Directions:
In full and without changes, output the data.

Task input:
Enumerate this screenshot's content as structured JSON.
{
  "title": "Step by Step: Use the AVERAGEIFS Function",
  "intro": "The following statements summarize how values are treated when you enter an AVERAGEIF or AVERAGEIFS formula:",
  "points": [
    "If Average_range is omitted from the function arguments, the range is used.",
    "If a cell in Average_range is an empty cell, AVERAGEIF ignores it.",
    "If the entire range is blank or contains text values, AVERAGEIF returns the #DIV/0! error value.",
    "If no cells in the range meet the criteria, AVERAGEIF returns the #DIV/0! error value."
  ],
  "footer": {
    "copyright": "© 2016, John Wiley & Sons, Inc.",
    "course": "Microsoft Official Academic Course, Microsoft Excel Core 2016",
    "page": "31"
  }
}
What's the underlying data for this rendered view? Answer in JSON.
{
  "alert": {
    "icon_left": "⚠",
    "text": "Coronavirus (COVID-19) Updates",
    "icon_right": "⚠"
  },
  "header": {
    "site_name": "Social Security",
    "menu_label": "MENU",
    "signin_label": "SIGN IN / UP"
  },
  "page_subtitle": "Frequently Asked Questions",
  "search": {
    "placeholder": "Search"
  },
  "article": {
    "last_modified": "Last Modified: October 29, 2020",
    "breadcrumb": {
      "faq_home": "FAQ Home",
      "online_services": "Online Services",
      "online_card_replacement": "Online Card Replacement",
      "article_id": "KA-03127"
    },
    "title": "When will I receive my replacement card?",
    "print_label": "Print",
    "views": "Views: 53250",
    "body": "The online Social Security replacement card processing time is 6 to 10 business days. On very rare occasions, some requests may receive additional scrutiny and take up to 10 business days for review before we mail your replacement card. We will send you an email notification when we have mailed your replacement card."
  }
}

Answer to this exercise:
Enumerate this screenshot's content as structured JSON.
{
  "title": "Step by Step: Use the AVERAGEIFS Function",
  "intro": "The following statements summarize how values are treated when you enter an AVERAGEIF or AVERAGEIFS formula:",
  "points": [
    "If Average_range is omitted from the function arguments, the range is used.",
    "If a cell in Average_range is an empty cell, AVERAGEIF ignores it.",
    "If the entire range is blank or contains text values, AVERAGEIF returns the #DIV/0! error value.",
    "If no cells in the range meet the criteria, AVERAGEIF returns the #DIV/0! error value."
  ],
  "footer": {
    "copyright": "© 2016, John Wiley & Sons, Inc.",
    "course": "Microsoft Official Academic Course, Microsoft Excel Core 2016",
    "page": "31"
  }
}
What's the underlying data for this rendered view? Answer in JSON.
{
  "alert": {
    "icon_left": "⚠",
    "text": "Coronavirus (COVID-19) Updates",
    "icon_right": "⚠"
  },
  "header": {
    "site_name": "Social Security",
    "menu_label": "MENU",
    "signin_label": "SIGN IN / UP"
  },
  "page_subtitle": "Frequently Asked Questions",
  "search": {
    "placeholder": "Search"
  },
  "article": {
    "last_modified": "Last Modified: October 29, 2020",
    "breadcrumb": {
      "faq_home": "FAQ Home",
      "online_services": "Online Services",
      "online_card_replacement": "Online Card Replacement",
      "article_id": "KA-03127"
    },
    "title": "When will I receive my replacement card?",
    "print_label": "Print",
    "views": "Views: 53250",
    "body": "The online Social Security replacement card processing time is 6 to 10 business days. On very rare occasions, some requests may receive additional scrutiny and take up to 10 business days for review before we mail your replacement card. We will send you an email notification when we have mailed your replacement card."
  }
}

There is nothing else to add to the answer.